* _WHAT YOU NEED TO DO_
Output every line below exactly.

(Collected data entries)
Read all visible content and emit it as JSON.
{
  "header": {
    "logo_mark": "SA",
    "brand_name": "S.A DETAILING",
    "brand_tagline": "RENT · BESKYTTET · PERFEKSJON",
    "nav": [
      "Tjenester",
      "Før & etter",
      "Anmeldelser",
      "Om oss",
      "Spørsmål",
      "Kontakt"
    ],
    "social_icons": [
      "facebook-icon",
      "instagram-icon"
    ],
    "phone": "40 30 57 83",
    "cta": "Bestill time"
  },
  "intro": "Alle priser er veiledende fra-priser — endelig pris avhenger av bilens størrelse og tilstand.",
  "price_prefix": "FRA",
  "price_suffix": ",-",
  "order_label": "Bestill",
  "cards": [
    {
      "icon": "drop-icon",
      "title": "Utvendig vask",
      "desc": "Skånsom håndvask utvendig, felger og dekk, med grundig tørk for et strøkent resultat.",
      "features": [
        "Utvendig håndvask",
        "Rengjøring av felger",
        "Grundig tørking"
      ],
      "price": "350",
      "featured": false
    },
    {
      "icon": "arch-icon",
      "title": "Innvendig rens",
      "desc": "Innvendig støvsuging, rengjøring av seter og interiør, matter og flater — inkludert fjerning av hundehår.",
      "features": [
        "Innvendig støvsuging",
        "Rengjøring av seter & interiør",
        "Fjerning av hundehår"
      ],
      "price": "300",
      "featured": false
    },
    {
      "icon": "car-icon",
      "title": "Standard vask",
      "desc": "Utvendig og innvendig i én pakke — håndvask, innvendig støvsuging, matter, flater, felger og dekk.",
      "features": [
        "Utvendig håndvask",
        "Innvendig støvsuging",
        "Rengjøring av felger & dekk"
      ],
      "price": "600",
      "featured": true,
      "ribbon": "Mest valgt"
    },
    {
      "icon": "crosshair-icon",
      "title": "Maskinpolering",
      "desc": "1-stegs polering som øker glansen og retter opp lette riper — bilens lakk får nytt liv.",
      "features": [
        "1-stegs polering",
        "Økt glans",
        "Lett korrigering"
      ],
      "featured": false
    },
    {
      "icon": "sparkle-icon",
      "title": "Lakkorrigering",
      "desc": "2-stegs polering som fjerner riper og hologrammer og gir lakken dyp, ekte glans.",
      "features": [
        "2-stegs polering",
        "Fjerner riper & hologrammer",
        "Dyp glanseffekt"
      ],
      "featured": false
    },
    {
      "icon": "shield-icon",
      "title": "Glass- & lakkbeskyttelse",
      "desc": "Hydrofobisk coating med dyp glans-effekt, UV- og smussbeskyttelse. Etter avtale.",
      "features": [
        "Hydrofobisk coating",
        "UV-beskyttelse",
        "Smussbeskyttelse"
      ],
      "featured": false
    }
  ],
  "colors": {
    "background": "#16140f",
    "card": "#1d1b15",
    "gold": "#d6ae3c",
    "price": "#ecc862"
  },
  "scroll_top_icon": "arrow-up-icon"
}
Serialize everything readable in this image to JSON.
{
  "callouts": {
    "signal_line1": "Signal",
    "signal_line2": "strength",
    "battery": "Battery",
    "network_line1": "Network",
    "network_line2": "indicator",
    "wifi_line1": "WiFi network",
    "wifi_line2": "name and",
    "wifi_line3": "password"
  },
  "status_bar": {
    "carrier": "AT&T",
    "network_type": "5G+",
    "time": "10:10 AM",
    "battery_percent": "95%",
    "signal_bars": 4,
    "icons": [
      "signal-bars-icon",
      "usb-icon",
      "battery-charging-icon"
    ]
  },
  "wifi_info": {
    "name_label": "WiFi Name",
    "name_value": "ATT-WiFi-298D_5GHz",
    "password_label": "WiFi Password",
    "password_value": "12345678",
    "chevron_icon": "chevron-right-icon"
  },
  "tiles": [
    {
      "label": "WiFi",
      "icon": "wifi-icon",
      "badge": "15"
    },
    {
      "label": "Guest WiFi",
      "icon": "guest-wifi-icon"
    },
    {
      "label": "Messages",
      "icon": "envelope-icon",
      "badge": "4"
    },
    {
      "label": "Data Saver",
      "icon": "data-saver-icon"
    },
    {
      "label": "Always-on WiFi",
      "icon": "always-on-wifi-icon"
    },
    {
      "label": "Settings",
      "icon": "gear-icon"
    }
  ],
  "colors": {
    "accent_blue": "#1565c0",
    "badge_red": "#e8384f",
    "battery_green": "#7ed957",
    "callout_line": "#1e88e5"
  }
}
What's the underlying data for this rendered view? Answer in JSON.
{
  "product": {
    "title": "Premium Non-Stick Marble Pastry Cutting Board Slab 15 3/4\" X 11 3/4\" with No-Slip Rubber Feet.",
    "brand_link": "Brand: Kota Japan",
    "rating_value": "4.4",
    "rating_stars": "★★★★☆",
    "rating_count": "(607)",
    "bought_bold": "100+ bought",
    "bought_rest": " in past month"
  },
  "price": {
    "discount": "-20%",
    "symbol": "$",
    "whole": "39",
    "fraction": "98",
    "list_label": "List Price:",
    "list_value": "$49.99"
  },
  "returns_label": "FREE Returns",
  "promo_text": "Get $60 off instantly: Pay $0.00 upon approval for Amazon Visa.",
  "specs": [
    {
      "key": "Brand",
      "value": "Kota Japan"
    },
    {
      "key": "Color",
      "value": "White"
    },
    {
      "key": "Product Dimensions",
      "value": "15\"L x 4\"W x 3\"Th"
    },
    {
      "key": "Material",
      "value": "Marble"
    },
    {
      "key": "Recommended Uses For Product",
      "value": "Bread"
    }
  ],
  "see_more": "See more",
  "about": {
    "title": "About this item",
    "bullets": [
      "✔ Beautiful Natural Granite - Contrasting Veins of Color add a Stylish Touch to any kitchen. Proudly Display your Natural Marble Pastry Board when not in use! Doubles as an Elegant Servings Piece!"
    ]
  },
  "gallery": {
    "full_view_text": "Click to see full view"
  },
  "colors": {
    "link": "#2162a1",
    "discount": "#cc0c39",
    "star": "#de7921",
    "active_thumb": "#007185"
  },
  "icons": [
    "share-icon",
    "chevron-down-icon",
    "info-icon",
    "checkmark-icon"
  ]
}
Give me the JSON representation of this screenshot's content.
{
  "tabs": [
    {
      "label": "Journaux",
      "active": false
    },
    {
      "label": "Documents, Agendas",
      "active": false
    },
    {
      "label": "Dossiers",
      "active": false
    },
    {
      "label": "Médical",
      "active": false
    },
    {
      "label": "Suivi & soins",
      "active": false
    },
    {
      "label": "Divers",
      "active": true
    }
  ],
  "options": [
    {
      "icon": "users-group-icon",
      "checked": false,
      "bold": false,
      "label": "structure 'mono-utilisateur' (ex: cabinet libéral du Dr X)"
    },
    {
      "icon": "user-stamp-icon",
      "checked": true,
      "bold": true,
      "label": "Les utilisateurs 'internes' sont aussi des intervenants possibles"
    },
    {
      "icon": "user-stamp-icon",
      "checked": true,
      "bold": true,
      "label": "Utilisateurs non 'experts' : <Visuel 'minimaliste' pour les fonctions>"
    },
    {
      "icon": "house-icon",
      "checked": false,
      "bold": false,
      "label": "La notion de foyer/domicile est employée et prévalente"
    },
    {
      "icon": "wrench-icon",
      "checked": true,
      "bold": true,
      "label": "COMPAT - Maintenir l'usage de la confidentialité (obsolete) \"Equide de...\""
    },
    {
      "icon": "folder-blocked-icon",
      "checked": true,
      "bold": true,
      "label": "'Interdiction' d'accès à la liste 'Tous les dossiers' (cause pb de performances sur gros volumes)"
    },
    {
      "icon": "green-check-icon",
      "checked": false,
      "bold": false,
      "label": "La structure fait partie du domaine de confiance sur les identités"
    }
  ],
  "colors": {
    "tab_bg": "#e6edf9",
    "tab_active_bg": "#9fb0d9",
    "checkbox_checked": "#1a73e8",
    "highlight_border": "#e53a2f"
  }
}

* _TASK RESPONSE_
Read all visible content and emit it as JSON.
{
  "header": {
    "logo_mark": "SA",
    "brand_name": "S.A DETAILING",
    "brand_tagline": "RENT · BESKYTTET · PERFEKSJON",
    "nav": [
      "Tjenester",
      "Før & etter",
      "Anmeldelser",
      "Om oss",
      "Spørsmål",
      "Kontakt"
    ],
    "social_icons": [
      "facebook-icon",
      "instagram-icon"
    ],
    "phone": "40 30 57 83",
    "cta": "Bestill time"
  },
  "intro": "Alle priser er veiledende fra-priser — endelig pris avhenger av bilens størrelse og tilstand.",
  "price_prefix": "FRA",
  "price_suffix": ",-",
  "order_label": "Bestill",
  "cards": [
    {
      "icon": "drop-icon",
      "title": "Utvendig vask",
      "desc": "Skånsom håndvask utvendig, felger og dekk, med grundig tørk for et strøkent resultat.",
      "features": [
        "Utvendig håndvask",
        "Rengjøring av felger",
        "Grundig tørking"
      ],
      "price": "350",
      "featured": false
    },
    {
      "icon": "arch-icon",
      "title": "Innvendig rens",
      "desc": "Innvendig støvsuging, rengjøring av seter og interiør, matter og flater — inkludert fjerning av hundehår.",
      "features": [
        "Innvendig støvsuging",
        "Rengjøring av seter & interiør",
        "Fjerning av hundehår"
      ],
      "price": "300",
      "featured": false
    },
    {
      "icon": "car-icon",
      "title": "Standard vask",
      "desc": "Utvendig og innvendig i én pakke — håndvask, innvendig støvsuging, matter, flater, felger og dekk.",
      "features": [
        "Utvendig håndvask",
        "Innvendig støvsuging",
        "Rengjøring av felger & dekk"
      ],
      "price": "600",
      "featured": true,
      "ribbon": "Mest valgt"
    },
    {
      "icon": "crosshair-icon",
      "title": "Maskinpolering",
      "desc": "1-stegs polering som øker glansen og retter opp lette riper — bilens lakk får nytt liv.",
      "features": [
        "1-stegs polering",
        "Økt glans",
        "Lett korrigering"
      ],
      "featured": false
    },
    {
      "icon": "sparkle-icon",
      "title": "Lakkorrigering",
      "desc": "2-stegs polering som fjerner riper og hologrammer og gir lakken dyp, ekte glans.",
      "features": [
        "2-stegs polering",
        "Fjerner riper & hologrammer",
        "Dyp glanseffekt"
      ],
      "featured": false
    },
    {
      "icon": "shield-icon",
      "title": "Glass- & lakkbeskyttelse",
      "desc": "Hydrofobisk coating med dyp glans-effekt, UV- og smussbeskyttelse. Etter avtale.",
      "features": [
        "Hydrofobisk coating",
        "UV-beskyttelse",
        "Smussbeskyttelse"
      ],
      "featured": false
    }
  ],
  "colors": {
    "background": "#16140f",
    "card": "#1d1b15",
    "gold": "#d6ae3c",
    "price": "#ecc862"
  },
  "scroll_top_icon": "arrow-up-icon"
}
Serialize everything readable in this image to JSON.
{
  "callouts": {
    "signal_line1": "Signal",
    "signal_line2": "strength",
    "battery": "Battery",
    "network_line1": "Network",
    "network_line2": "indicator",
    "wifi_line1": "WiFi network",
    "wifi_line2": "name and",
    "wifi_line3": "password"
  },
  "status_bar": {
    "carrier": "AT&T",
    "network_type": "5G+",
    "time": "10:10 AM",
    "battery_percent": "95%",
    "signal_bars": 4,
    "icons": [
      "signal-bars-icon",
      "usb-icon",
      "battery-charging-icon"
    ]
  },
  "wifi_info": {
    "name_label": "WiFi Name",
    "name_value": "ATT-WiFi-298D_5GHz",
    "password_label": "WiFi Password",
    "password_value": "12345678",
    "chevron_icon": "chevron-right-icon"
  },
  "tiles": [
    {
      "label": "WiFi",
      "icon": "wifi-icon",
      "badge": "15"
    },
    {
      "label": "Guest WiFi",
      "icon": "guest-wifi-icon"
    },
    {
      "label": "Messages",
      "icon": "envelope-icon",
      "badge": "4"
    },
    {
      "label": "Data Saver",
      "icon": "data-saver-icon"
    },
    {
      "label": "Always-on WiFi",
      "icon": "always-on-wifi-icon"
    },
    {
      "label": "Settings",
      "icon": "gear-icon"
    }
  ],
  "colors": {
    "accent_blue": "#1565c0",
    "badge_red": "#e8384f",
    "battery_green": "#7ed957",
    "callout_line": "#1e88e5"
  }
}
What's the underlying data for this rendered view? Answer in JSON.
{
  "product": {
    "title": "Premium Non-Stick Marble Pastry Cutting Board Slab 15 3/4\" X 11 3/4\" with No-Slip Rubber Feet.",
    "brand_link": "Brand: Kota Japan",
    "rating_value": "4.4",
    "rating_stars": "★★★★☆",
    "rating_count": "(607)",
    "bought_bold": "100+ bought",
    "bought_rest": " in past month"
  },
  "price": {
    "discount": "-20%",
    "symbol": "$",
    "whole": "39",
    "fraction": "98",
    "list_label": "List Price:",
    "list_value": "$49.99"
  },
  "returns_label": "FREE Returns",
  "promo_text": "Get $60 off instantly: Pay $0.00 upon approval for Amazon Visa.",
  "specs": [
    {
      "key": "Brand",
      "value": "Kota Japan"
    },
    {
      "key": "Color",
      "value": "White"
    },
    {
      "key": "Product Dimensions",
      "value": "15\"L x 4\"W x 3\"Th"
    },
    {
      "key": "Material",
      "value": "Marble"
    },
    {
      "key": "Recommended Uses For Product",
      "value": "Bread"
    }
  ],
  "see_more": "See more",
  "about": {
    "title": "About this item",
    "bullets": [
      "✔ Beautiful Natural Granite - Contrasting Veins of Color add a Stylish Touch to any kitchen. Proudly Display your Natural Marble Pastry Board when not in use! Doubles as an Elegant Servings Piece!"
    ]
  },
  "gallery": {
    "full_view_text": "Click to see full view"
  },
  "colors": {
    "link": "#2162a1",
    "discount": "#cc0c39",
    "star": "#de7921",
    "active_thumb": "#007185"
  },
  "icons": [
    "share-icon",
    "chevron-down-icon",
    "info-icon",
    "checkmark-icon"
  ]
}
Give me the JSON representation of this screenshot's content.
{
  "tabs": [
    {
      "label": "Journaux",
      "active": false
    },
    {
      "label": "Documents, Agendas",
      "active": false
    },
    {
      "label": "Dossiers",
      "active": false
    },
    {
      "label": "Médical",
      "active": false
    },
    {
      "label": "Suivi & soins",
      "active": false
    },
    {
      "label": "Divers",
      "active": true
    }
  ],
  "options": [
    {
      "icon": "users-group-icon",
      "checked": false,
      "bold": false,
      "label": "structure 'mono-utilisateur' (ex: cabinet libéral du Dr X)"
    },
    {
      "icon": "user-stamp-icon",
      "checked": true,
      "bold": true,
      "label": "Les utilisateurs 'internes' sont aussi des intervenants possibles"
    },
    {
      "icon": "user-stamp-icon",
      "checked": true,
      "bold": true,
      "label": "Utilisateurs non 'experts' : <Visuel 'minimaliste' pour les fonctions>"
    },
    {
      "icon": "house-icon",
      "checked": false,
      "bold": false,
      "label": "La notion de foyer/domicile est employée et prévalente"
    },
    {
      "icon": "wrench-icon",
      "checked": true,
      "bold": true,
      "label": "COMPAT - Maintenir l'usage de la confidentialité (obsolete) \"Equide de...\""
    },
    {
      "icon": "folder-blocked-icon",
      "checked": true,
      "bold": true,
      "label": "'Interdiction' d'accès à la liste 'Tous les dossiers' (cause pb de performances sur gros volumes)"
    },
    {
      "icon": "green-check-icon",
      "checked": false,
      "bold": false,
      "label": "La structure fait partie du domaine de confiance sur les identités"
    }
  ],
  "colors": {
    "tab_bg": "#e6edf9",
    "tab_active_bg": "#9fb0d9",
    "checkbox_checked": "#1a73e8",
    "highlight_border": "#e53a2f"
  }
}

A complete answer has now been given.